This is the third year that we have joined Deborah and Fundacion HALEL during the fall Feasts, and each year has been powerful and special. This year, however, was an extraordinarily powerful time. First of all and most importantly, there was a deep sense of love and unity among all of us, believers from different congregations in Israel and believers from the nations.

As the sun began setting over the Temple Mount behind us, we started praying and worshipping, proclaiming Yeshua as Lord, Savior and righteous Judge. Right below us, groups of ultra orthodox Jews were gathering to pray at the graves of important rabbis: because the prophets are clear that the dead will be resurrected when the Messiah arrives, starting at the Mount of Olives. The Mount of Olives is basically a giant ancient cemetery, covered with graves down into the Kidron valley below and up the side of Moriah to the eastern gate of the Old City.

An outpouring of the Holy Spirit as we worshipped and blew the shofars (trumpets)

As we were worshipping and blowing the shofar, the Holy Spirit fell on us in a powerful way. One of the worship team members who was feeling sick and feverish when she arrived for the rehearsal was completely healed. Two young new believers from Tiferet Yeshua joined us and both experienced a dramatic baptism in the Holy Spirit. One of them even heard the audible voice of God speak to him about his future and calling: needless to say, he was on His face weeping for the rest of the evening. The moment we starting singing a song in Hebrew, the chorus of which says “Yeshua is light, Yeshua is the light of the world”, the setting sun broke through the clouds, flooding us in an intense golden light.



We sang, prayed and proclaimed Yeshua’s return for a spotless bride in Hebrew, English, Spanish and Russian. We wish that we could share with you all how powerful our encounter with the Lord was at the moment, standing on the ground Yeshua will stand upon when He returns and feeling how much He loves us and wants to purify and perfect us, His Body and Bride, to be ready to meet Him under the wedding canopy.

# Source records
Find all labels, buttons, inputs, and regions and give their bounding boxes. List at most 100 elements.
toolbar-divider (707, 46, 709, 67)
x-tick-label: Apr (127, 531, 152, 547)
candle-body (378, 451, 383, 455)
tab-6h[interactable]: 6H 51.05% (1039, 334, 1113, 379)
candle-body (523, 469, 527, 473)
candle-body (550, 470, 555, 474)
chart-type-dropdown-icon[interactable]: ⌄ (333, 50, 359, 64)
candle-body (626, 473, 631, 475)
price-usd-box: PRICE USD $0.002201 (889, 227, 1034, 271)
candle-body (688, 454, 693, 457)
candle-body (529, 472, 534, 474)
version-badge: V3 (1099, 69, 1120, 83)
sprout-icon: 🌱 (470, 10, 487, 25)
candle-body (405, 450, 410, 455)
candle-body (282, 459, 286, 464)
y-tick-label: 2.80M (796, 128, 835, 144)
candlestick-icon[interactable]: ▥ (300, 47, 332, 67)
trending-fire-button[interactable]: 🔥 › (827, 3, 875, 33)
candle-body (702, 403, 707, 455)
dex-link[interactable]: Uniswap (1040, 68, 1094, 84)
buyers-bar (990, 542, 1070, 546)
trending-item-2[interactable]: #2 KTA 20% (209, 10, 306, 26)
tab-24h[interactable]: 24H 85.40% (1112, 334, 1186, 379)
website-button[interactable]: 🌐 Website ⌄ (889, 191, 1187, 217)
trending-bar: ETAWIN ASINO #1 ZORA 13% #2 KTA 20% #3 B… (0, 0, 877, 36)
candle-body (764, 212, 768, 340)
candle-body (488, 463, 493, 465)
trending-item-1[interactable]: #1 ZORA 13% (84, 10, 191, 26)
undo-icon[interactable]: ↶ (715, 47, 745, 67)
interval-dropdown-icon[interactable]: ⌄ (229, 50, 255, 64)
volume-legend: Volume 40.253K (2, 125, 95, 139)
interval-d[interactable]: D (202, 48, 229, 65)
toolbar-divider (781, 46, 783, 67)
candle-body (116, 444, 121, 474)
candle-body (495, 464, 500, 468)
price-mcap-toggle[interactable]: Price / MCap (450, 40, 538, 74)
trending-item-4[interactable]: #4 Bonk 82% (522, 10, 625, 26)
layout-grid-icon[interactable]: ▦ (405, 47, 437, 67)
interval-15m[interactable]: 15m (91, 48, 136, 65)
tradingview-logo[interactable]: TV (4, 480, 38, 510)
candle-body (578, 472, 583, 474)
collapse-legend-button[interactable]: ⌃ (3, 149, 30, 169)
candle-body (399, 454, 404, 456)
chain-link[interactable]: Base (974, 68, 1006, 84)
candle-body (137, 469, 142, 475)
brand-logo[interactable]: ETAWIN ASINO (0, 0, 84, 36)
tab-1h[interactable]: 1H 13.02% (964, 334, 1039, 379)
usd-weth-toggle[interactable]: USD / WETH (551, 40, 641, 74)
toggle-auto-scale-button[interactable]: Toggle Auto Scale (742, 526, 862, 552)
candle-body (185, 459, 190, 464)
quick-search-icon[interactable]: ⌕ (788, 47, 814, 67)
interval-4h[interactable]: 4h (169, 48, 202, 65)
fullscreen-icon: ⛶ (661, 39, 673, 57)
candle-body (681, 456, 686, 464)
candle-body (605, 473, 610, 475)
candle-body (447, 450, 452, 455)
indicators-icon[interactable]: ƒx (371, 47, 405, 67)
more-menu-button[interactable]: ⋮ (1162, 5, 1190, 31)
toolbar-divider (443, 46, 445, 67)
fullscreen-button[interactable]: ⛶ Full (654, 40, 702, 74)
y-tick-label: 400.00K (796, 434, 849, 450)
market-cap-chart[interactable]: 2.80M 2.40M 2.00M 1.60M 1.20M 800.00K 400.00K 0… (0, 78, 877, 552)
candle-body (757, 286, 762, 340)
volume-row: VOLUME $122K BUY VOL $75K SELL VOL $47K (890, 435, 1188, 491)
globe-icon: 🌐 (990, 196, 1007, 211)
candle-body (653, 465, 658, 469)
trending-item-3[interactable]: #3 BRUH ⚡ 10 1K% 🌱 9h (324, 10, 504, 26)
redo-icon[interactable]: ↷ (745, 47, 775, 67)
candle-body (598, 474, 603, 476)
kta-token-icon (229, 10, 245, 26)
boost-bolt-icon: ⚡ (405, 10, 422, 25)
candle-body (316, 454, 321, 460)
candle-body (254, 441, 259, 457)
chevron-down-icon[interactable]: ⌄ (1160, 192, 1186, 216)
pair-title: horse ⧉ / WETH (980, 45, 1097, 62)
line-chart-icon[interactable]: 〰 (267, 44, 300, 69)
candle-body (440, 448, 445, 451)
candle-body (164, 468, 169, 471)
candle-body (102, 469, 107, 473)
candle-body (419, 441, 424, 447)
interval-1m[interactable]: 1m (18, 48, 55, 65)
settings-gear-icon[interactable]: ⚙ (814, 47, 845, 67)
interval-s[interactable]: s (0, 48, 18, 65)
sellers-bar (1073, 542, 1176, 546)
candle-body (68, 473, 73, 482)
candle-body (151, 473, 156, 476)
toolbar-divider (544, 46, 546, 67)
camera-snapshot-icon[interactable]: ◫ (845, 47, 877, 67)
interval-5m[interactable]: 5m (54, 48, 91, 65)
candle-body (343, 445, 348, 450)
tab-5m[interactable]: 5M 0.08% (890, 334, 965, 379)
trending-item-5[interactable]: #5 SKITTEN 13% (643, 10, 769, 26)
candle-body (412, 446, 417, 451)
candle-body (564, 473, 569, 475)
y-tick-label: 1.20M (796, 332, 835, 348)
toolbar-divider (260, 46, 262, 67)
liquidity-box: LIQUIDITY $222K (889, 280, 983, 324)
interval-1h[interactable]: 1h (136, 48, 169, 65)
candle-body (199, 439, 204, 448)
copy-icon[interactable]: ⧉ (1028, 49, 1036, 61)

# What the task requires
Extract the full account of worshipping on the Mount of Olives during the fall Feasts, word for word and with nothing left out.

# Answer to this problem
This is the third year that we have joined Deborah and Fundacion HALEL during the fall Feasts, and each year has been powerful and special. This year, however, was an extraordinarily powerful time. First of all and most importantly, there was a deep sense of love and unity among all of us, believers from different congregations in Israel and believers from the nations.

As the sun began setting over the Temple Mount behind us, we started praying and worshipping, proclaiming Yeshua as Lord, Savior and righteous Judge. Right below us, groups of ultra orthodox Jews were gathering to pray at the graves of important rabbis: because the prophets are clear that the dead will be resurrected when the Messiah arrives, starting at the Mount of Olives. The Mount of Olives is basically a giant ancient cemetery, covered with graves down into the Kidron valley below and up the side of Moriah to the eastern gate of the Old City.

An outpouring of the Holy Spirit as we worshipped and blew the shofars (trumpets)

As we were worshipping and blowing the shofar, the Holy Spirit fell on us in a powerful way. One of the worship team members who was feeling sick and feverish when she arrived for the rehearsal was completely healed. Two young new believers from Tiferet Yeshua joined us and both experienced a dramatic baptism in the Holy Spirit. One of them even heard the audible voice of God speak to him about his future and calling: needless to say, he was on His face weeping for the rest of the evening. The moment we starting singing a song in Hebrew, the chorus of which says “Yeshua is light, Yeshua is the light of the world”, the setting sun broke through the clouds, flooding us in an intense golden light.



We sang, prayed and proclaimed Yeshua’s return for a spotless bride in Hebrew, English, Spanish and Russian. We wish that we could share with you all how powerful our encounter with the Lord was at the moment, standing on the ground Yeshua will stand upon when He returns and feeling how much He loves us and wants to purify and perfect us, His Body and Bride, to be ready to meet Him under the wedding canopy.